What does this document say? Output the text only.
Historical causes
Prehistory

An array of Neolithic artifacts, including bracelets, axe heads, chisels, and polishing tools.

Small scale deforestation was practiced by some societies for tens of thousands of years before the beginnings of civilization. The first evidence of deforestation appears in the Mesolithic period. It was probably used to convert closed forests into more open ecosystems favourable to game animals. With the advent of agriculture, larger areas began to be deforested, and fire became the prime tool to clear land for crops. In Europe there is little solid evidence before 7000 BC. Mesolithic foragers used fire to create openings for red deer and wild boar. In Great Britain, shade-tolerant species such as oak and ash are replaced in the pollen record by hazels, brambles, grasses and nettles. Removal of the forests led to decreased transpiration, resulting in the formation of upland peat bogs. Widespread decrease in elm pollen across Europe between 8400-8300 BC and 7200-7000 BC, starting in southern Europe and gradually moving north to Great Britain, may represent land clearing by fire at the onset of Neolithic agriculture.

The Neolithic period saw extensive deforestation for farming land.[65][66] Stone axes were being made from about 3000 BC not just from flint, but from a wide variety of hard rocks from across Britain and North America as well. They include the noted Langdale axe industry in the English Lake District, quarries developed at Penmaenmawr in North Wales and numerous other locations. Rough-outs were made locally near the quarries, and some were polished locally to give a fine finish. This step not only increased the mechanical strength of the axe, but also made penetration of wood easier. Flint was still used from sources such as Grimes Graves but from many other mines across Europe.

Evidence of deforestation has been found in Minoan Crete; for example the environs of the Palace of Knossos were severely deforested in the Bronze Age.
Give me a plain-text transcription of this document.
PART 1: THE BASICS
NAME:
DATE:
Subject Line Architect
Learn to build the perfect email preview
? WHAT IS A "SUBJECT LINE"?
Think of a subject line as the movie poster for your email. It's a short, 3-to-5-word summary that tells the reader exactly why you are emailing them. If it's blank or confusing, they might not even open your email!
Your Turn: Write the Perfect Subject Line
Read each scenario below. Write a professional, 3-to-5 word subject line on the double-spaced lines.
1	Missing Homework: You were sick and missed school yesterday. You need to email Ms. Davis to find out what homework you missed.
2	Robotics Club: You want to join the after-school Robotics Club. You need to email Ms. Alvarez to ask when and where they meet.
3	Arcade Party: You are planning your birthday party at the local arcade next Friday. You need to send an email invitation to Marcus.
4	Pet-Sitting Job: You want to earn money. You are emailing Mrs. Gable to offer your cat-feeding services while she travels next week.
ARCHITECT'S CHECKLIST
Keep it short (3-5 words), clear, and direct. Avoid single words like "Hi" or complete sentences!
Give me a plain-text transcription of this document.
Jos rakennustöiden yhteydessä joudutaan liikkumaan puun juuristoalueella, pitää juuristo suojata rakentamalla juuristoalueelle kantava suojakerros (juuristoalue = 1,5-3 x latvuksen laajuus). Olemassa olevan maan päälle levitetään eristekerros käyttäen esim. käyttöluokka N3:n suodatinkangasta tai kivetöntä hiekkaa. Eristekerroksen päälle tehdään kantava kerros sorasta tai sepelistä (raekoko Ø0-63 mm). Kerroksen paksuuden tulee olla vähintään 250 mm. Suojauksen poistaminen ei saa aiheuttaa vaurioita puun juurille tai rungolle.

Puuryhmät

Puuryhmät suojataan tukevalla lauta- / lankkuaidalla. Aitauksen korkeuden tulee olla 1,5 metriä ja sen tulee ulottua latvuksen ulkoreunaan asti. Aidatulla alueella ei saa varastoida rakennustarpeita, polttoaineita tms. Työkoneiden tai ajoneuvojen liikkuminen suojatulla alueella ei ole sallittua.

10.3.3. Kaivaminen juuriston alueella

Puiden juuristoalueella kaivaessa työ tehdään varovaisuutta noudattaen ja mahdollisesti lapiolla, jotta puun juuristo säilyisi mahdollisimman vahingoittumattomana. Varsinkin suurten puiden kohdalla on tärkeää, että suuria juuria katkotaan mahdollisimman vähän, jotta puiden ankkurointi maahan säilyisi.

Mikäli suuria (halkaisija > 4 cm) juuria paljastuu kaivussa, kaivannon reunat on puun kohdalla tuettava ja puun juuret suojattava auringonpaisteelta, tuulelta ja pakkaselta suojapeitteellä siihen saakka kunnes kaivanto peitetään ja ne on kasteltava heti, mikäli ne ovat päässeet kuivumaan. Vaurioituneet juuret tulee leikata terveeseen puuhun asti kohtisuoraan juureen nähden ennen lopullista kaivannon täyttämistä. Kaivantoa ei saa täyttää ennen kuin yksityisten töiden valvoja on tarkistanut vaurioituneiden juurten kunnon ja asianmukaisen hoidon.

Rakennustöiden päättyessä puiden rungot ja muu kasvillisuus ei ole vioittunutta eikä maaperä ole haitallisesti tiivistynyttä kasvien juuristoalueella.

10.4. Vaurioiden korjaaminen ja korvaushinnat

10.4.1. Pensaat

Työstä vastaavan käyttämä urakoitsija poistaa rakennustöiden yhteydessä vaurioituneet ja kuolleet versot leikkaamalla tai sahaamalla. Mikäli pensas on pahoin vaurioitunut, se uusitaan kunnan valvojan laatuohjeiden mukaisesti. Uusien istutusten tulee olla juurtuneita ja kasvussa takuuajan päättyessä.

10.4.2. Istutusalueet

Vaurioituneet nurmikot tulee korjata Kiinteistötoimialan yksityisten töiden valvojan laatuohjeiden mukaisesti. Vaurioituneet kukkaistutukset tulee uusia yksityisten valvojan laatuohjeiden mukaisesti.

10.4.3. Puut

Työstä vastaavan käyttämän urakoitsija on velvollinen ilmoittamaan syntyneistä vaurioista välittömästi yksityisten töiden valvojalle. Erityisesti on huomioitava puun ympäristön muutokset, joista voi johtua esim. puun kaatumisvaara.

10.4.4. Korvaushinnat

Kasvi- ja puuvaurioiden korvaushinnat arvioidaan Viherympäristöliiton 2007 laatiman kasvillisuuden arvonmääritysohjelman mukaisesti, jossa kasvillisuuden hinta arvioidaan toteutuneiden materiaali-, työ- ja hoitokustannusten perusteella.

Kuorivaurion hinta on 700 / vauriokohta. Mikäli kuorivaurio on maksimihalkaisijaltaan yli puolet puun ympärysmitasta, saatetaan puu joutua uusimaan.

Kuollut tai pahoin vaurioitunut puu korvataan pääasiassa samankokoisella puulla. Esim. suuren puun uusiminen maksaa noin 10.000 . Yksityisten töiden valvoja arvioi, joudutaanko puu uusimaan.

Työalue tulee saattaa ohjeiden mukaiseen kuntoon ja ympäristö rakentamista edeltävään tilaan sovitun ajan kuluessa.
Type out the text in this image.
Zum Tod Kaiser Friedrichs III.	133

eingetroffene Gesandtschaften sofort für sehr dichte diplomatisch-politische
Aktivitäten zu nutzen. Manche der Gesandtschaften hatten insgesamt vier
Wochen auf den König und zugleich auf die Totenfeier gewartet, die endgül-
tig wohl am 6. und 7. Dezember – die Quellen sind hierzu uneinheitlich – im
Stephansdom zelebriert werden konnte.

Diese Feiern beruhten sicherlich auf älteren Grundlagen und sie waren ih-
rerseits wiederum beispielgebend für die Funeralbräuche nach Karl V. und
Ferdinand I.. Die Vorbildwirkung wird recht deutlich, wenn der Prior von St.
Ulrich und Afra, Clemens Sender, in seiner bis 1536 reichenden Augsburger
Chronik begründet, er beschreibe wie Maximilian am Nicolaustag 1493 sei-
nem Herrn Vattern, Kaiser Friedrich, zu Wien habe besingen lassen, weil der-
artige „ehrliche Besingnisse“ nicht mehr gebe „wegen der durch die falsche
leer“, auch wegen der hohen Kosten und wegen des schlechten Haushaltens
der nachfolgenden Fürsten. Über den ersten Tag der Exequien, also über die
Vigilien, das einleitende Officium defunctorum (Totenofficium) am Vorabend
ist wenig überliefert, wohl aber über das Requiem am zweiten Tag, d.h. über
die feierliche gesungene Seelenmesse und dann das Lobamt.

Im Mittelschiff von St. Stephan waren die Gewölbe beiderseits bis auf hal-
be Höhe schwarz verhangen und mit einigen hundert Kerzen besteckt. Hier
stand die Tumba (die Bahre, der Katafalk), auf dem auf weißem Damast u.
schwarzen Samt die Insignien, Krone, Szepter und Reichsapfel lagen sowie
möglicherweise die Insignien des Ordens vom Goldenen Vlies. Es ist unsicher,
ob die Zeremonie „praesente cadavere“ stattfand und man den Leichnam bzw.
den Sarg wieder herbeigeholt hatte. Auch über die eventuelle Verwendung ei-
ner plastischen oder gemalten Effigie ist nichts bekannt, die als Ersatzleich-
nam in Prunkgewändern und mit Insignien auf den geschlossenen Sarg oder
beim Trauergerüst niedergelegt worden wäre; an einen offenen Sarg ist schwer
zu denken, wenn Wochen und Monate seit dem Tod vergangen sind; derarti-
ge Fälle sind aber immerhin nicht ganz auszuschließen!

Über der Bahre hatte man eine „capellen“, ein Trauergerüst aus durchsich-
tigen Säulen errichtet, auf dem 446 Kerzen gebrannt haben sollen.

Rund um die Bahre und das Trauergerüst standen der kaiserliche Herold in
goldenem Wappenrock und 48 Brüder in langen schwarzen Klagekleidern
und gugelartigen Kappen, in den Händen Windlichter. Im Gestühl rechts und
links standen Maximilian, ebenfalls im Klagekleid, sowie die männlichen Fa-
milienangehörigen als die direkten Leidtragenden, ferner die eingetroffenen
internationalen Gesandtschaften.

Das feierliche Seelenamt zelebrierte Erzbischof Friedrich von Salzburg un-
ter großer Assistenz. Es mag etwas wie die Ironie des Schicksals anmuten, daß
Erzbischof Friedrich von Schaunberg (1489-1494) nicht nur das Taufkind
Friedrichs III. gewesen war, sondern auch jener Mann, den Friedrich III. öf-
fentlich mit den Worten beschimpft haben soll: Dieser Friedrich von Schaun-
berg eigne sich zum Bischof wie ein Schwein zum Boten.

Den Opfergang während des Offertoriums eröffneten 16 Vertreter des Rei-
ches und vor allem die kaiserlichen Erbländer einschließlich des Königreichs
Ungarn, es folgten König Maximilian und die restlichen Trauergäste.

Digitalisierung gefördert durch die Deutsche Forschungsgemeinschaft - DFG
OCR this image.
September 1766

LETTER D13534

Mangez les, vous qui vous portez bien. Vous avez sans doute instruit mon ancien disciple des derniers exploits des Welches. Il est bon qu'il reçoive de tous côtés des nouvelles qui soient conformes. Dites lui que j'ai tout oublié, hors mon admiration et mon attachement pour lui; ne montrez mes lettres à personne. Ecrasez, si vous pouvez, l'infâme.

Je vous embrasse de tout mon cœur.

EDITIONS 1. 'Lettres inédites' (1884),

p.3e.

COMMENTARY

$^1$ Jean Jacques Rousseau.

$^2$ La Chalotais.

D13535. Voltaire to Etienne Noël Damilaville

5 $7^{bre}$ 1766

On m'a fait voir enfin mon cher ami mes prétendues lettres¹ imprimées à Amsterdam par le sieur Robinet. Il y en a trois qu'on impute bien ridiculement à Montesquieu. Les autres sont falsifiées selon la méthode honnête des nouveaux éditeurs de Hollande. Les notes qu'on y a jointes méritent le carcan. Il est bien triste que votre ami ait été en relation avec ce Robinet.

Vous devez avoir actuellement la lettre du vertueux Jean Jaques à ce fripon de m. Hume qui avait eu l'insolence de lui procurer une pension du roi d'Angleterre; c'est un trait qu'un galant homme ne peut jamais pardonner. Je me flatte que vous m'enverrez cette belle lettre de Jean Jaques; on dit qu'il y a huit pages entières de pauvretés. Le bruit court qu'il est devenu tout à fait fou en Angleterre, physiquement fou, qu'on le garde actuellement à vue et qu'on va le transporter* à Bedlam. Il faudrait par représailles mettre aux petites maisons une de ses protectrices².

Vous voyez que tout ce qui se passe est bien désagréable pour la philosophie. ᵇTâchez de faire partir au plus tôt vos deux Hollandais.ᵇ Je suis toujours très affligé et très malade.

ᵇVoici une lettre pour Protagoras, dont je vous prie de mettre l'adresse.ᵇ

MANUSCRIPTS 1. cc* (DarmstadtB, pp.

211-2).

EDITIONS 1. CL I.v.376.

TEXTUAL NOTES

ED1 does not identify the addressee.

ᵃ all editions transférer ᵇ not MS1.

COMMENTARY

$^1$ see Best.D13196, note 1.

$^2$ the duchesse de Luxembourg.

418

WORK TO BE COMPLETED ::
The lines to collect are those holding the string "valvojan"; copy them all.

OUTPUT ::
Työstä vastaavan käyttämä urakoitsija poistaa rakennustöiden yhteydessä vaurioituneet ja kuolleet versot leikkaamalla tai sahaamalla. Mikäli pensas on pahoin vaurioitunut, se uusitaan kunnan valvojan laatuohjeiden mukaisesti. Uusien istutusten tulee olla juurtuneita ja kasvussa takuuajan päättyessä.
Vaurioituneet nurmikot tulee korjata Kiinteistötoimialan yksityisten töiden valvojan laatuohjeiden mukaisesti. Vaurioituneet kukkaistutukset tulee uusia yksityisten valvojan laatuohjeiden mukaisesti.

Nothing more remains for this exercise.